Scan the following material for the string "context" and copy each line in which it appears.

— BEGIN —

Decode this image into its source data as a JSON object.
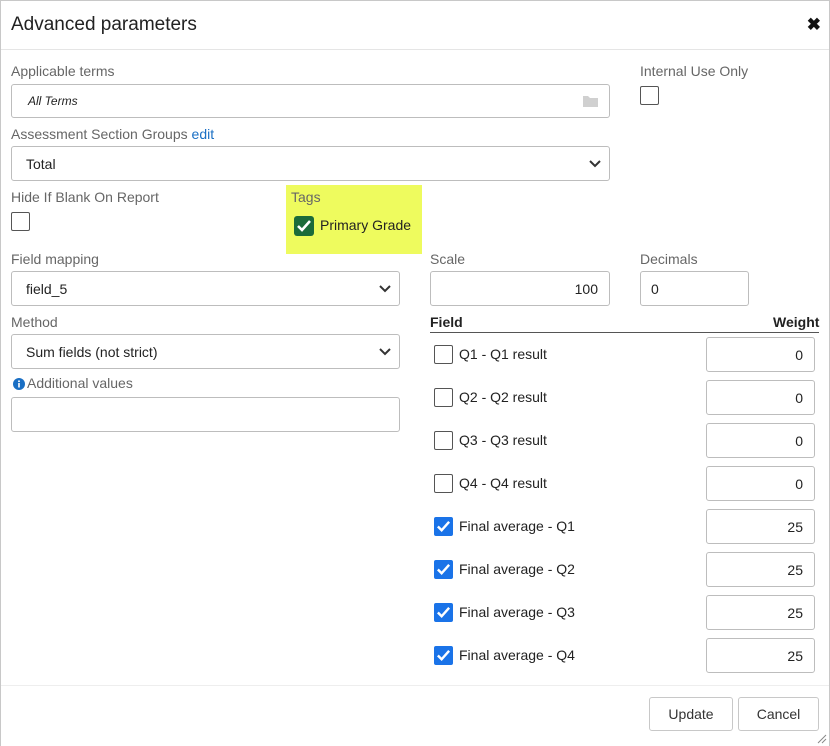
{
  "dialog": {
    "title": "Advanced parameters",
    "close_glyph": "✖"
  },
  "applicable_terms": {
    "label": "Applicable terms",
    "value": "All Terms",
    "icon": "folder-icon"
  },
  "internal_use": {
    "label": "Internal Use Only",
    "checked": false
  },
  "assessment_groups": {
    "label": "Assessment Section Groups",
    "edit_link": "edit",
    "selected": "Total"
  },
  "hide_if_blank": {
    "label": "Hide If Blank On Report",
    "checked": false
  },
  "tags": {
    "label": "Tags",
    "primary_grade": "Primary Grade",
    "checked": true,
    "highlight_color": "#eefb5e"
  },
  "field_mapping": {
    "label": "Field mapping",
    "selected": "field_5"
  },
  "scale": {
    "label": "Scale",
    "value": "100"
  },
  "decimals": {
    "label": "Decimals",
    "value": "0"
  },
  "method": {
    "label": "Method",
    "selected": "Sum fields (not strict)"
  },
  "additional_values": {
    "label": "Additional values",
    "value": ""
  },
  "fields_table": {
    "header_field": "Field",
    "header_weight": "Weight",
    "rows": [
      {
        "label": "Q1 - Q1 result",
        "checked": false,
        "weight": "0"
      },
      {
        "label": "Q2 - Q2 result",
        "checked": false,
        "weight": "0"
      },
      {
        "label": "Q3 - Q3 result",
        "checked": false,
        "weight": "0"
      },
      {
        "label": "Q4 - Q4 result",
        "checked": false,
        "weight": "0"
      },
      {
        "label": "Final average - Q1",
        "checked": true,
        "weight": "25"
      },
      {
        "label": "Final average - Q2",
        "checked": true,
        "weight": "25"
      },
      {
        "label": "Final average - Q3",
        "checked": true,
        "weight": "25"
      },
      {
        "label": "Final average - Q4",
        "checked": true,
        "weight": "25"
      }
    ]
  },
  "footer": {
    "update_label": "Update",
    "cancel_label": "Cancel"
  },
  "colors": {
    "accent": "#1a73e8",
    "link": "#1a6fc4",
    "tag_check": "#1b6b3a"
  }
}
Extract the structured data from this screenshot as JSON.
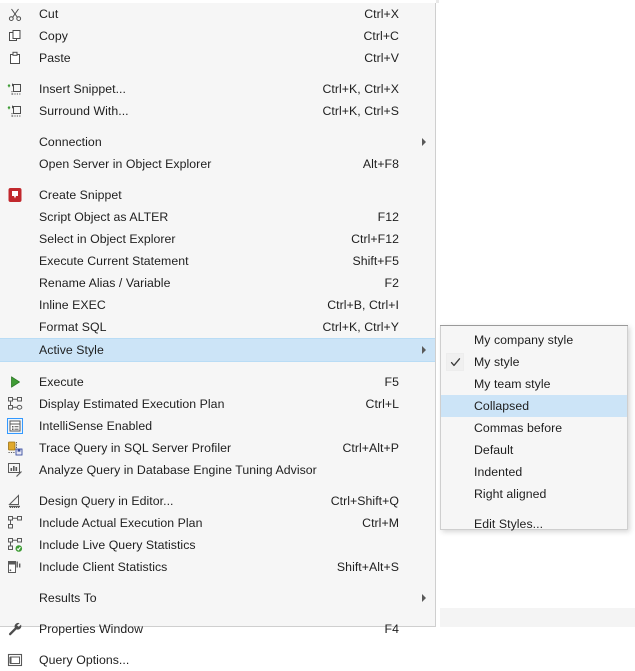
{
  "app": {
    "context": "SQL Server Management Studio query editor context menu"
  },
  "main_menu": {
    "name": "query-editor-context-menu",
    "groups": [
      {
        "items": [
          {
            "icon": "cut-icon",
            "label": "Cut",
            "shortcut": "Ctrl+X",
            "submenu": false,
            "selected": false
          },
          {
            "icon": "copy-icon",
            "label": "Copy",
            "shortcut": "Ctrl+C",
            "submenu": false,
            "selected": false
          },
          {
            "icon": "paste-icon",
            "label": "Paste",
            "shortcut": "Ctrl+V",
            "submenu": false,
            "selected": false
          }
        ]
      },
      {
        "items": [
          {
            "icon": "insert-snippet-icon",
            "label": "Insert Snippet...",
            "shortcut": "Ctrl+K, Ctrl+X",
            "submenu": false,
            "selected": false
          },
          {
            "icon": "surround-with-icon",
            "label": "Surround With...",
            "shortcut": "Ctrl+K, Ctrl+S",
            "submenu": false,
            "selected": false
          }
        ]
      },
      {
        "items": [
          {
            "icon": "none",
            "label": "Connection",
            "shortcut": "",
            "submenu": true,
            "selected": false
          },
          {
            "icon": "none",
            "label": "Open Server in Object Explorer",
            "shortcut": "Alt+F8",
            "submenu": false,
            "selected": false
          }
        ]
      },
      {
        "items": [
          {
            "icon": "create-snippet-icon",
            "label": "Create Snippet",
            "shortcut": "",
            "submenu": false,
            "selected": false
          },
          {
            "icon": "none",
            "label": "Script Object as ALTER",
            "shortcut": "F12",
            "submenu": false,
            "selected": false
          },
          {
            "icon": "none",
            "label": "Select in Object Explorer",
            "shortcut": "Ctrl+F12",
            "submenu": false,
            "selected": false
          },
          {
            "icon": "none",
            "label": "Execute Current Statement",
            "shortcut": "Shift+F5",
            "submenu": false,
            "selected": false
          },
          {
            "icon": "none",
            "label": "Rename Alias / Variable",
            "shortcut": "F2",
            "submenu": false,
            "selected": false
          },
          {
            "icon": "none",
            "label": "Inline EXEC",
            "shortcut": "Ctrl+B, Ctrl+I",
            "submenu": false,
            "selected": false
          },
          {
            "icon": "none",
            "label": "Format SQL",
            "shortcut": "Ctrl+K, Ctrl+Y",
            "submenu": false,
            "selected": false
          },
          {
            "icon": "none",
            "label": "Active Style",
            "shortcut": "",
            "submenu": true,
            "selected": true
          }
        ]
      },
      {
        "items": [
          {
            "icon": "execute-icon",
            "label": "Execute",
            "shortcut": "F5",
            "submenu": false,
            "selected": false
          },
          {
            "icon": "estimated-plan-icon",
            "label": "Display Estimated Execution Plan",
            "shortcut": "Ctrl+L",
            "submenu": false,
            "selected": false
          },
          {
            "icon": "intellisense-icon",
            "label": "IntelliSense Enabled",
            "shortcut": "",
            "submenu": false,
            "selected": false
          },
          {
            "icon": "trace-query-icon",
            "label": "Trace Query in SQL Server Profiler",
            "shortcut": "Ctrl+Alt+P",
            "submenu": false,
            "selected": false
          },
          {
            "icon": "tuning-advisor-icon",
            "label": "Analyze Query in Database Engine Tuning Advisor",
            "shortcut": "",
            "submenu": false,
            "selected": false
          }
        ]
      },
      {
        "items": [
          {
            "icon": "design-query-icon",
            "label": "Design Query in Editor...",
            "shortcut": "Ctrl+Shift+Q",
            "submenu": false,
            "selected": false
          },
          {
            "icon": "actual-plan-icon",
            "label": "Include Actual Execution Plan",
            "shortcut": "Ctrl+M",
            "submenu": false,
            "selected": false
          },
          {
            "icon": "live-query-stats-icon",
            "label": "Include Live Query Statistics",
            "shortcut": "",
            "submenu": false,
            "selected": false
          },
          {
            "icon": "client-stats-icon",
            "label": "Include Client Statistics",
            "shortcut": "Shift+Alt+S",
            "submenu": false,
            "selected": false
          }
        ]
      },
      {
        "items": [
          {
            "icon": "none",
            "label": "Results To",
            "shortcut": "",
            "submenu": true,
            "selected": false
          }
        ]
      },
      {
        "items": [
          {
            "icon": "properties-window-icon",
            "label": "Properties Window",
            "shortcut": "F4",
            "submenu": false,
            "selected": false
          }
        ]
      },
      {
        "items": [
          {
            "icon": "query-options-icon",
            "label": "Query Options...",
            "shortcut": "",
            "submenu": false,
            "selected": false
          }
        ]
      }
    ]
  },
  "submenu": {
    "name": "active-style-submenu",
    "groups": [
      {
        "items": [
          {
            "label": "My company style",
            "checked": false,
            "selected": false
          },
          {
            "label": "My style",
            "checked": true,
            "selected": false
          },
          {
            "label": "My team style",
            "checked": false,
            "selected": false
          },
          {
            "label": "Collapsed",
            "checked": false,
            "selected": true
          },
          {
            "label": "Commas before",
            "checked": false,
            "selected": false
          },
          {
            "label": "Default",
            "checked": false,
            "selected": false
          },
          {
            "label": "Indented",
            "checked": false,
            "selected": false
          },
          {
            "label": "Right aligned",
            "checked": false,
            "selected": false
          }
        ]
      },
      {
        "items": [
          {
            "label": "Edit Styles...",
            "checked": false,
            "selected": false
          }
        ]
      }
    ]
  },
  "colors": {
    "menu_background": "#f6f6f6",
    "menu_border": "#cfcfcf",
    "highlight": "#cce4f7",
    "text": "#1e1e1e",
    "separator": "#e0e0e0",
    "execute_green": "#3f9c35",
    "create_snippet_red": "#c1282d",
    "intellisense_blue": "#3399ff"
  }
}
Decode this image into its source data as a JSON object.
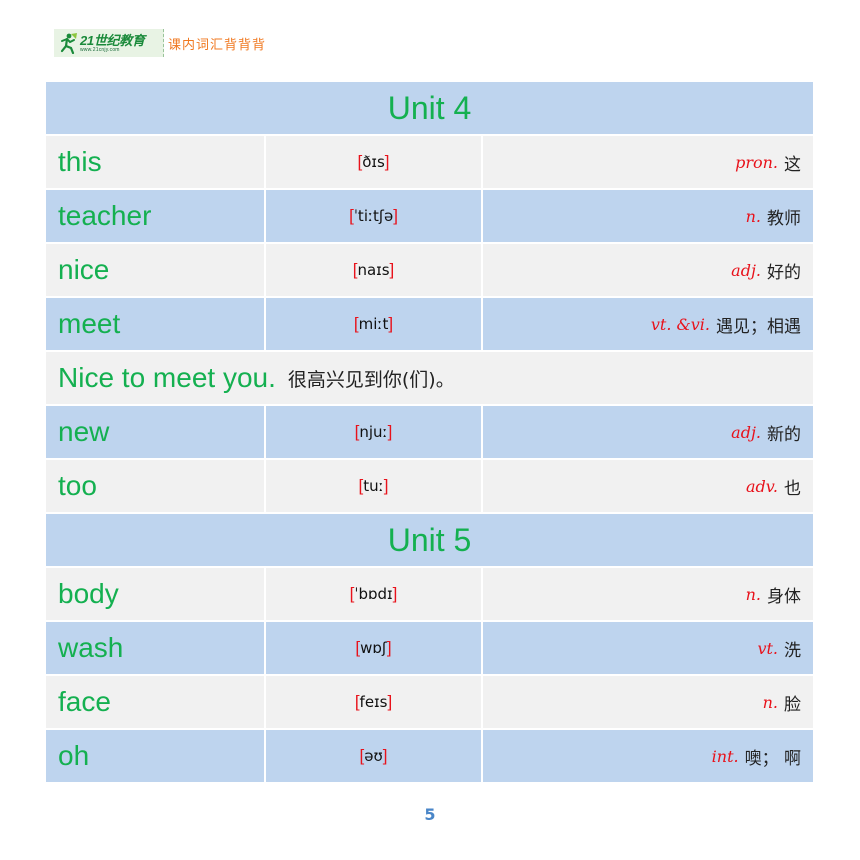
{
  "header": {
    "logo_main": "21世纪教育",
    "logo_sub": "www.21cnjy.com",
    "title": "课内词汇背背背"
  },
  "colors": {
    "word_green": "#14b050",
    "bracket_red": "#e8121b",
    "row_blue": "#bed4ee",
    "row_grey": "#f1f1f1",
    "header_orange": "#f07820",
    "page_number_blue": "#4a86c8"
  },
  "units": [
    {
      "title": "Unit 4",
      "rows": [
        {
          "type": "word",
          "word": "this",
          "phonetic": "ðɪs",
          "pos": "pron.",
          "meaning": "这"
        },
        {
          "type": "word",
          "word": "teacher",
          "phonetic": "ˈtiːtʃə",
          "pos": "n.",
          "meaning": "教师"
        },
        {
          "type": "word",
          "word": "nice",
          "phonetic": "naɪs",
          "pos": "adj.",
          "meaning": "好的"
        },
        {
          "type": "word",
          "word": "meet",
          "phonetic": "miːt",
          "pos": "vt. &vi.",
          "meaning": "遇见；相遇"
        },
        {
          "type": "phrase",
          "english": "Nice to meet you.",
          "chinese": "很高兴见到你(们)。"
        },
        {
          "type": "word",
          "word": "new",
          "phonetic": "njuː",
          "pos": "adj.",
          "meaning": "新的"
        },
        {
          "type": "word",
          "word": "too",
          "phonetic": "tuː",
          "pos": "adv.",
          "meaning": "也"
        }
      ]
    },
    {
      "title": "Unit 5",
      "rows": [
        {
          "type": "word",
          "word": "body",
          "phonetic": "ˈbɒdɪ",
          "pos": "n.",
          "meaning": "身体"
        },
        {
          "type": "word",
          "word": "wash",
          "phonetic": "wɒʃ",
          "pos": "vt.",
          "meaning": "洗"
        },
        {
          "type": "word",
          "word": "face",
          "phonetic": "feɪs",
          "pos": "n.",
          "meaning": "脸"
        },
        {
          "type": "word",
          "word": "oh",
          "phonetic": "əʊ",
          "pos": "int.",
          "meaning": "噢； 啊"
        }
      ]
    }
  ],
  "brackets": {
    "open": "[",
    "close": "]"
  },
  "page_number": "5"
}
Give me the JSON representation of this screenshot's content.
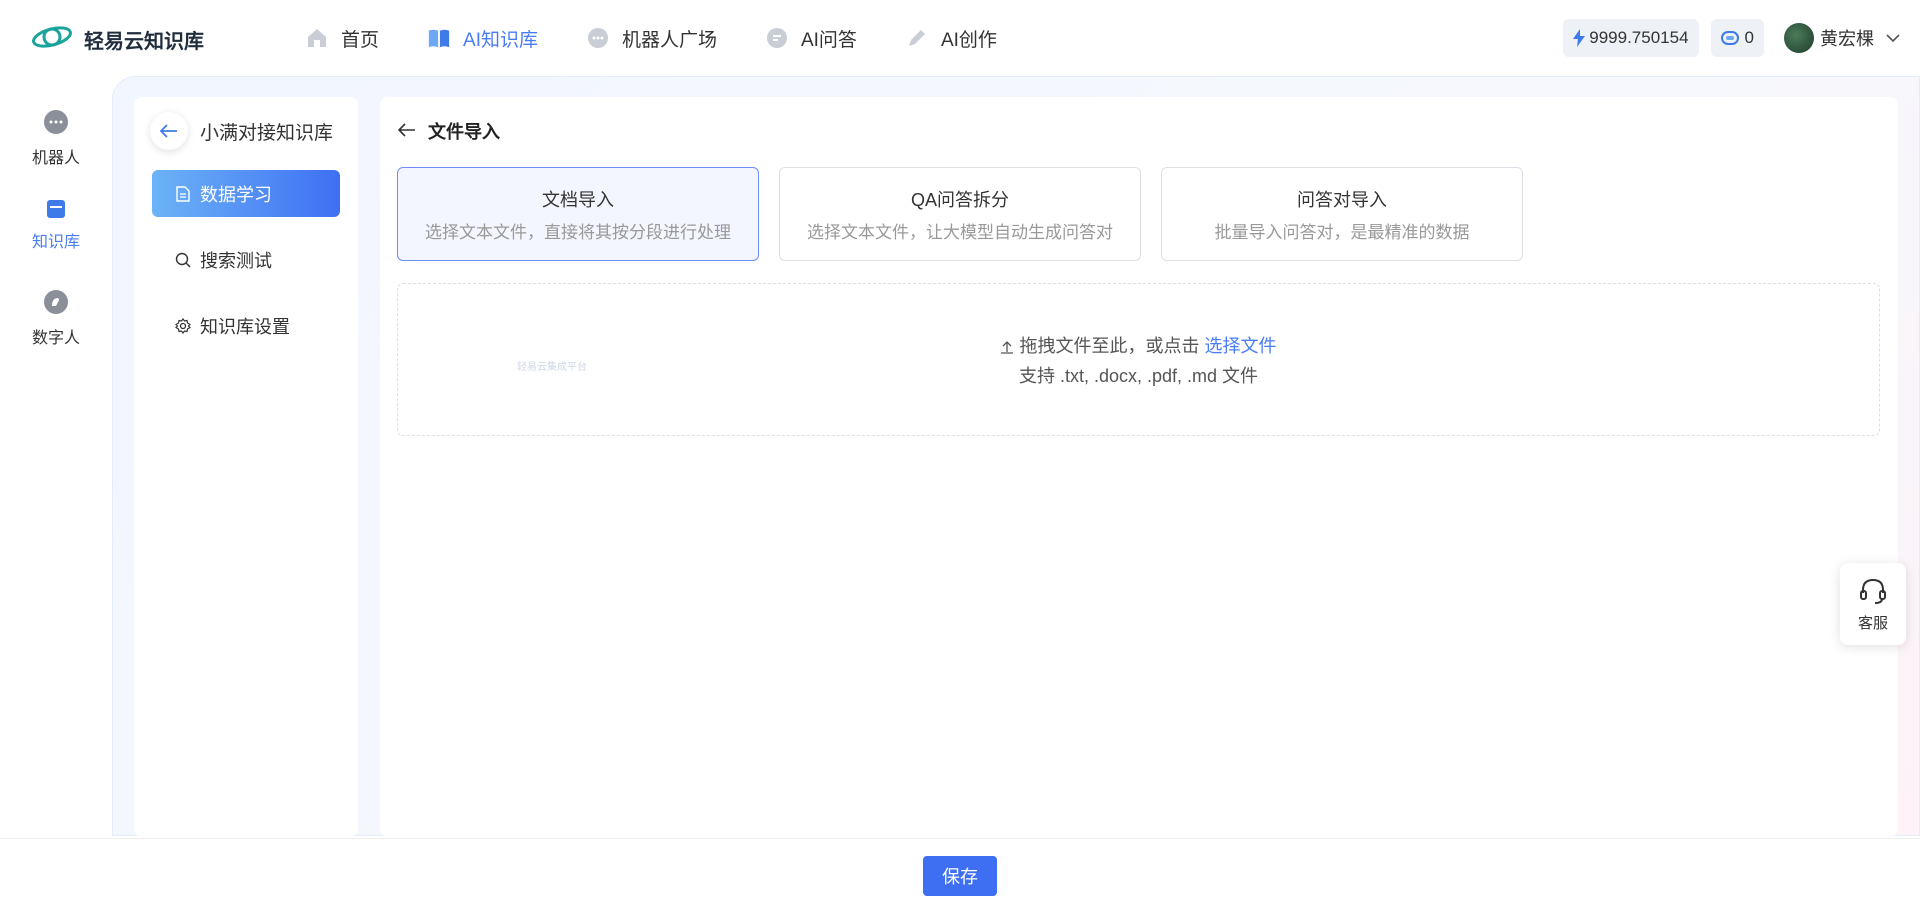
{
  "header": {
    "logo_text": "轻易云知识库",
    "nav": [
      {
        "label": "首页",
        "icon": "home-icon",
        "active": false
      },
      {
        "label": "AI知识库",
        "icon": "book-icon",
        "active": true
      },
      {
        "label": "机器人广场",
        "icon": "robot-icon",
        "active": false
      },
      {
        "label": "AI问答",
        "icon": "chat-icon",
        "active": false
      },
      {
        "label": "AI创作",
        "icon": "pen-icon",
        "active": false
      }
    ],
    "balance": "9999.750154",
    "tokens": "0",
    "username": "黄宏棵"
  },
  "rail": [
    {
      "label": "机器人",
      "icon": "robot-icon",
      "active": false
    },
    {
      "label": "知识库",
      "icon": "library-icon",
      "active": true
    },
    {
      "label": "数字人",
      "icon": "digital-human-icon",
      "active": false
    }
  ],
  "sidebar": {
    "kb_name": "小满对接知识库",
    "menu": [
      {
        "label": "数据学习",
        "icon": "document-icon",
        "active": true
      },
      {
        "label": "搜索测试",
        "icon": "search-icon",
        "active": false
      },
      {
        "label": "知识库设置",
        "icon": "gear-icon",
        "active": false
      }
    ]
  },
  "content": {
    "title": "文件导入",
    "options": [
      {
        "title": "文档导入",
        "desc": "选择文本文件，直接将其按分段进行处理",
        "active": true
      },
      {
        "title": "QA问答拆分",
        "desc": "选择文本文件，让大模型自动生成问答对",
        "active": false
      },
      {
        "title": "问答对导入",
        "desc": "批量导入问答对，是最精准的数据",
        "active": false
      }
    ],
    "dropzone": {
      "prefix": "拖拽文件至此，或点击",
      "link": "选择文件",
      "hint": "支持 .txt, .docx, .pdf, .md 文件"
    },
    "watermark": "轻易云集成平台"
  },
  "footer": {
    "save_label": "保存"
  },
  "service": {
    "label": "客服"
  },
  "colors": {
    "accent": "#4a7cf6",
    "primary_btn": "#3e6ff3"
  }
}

— END —

Task output —
    "context": "SQL Server Management Studio query editor context menu"
    "name": "query-editor-context-menu",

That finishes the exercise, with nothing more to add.